[Dataset rows]
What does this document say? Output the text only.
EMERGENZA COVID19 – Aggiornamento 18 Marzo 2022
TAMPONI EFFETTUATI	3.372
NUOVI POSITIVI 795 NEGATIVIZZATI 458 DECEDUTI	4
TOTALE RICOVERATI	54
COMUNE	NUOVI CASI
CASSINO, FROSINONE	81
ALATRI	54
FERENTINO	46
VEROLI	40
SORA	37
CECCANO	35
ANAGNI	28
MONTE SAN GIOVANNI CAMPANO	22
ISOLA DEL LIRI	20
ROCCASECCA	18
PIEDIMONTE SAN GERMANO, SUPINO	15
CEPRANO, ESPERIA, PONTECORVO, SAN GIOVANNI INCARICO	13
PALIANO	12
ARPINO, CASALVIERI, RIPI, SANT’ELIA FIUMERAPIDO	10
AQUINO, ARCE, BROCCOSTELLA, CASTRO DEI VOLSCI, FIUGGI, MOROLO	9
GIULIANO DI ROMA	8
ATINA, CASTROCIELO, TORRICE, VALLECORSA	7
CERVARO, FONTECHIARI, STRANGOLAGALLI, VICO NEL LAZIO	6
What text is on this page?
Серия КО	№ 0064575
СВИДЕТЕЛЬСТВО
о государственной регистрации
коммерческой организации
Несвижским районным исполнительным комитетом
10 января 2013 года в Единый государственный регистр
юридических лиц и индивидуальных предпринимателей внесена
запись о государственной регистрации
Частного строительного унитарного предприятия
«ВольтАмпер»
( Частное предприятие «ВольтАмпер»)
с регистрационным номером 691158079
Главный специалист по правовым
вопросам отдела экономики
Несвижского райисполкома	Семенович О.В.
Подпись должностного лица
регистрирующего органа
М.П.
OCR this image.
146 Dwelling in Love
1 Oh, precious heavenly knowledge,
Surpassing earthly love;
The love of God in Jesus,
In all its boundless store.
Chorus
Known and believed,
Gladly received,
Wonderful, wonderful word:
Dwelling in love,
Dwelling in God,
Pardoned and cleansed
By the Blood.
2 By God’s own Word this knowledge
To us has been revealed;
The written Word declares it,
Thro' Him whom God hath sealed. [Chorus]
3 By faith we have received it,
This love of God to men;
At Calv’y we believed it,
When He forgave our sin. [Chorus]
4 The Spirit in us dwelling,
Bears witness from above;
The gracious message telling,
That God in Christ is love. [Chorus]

- [The task] Read through the data and copy every line where "believed" shows up.

- [Output of the task]
Known and believed,
At Calv’y we believed it,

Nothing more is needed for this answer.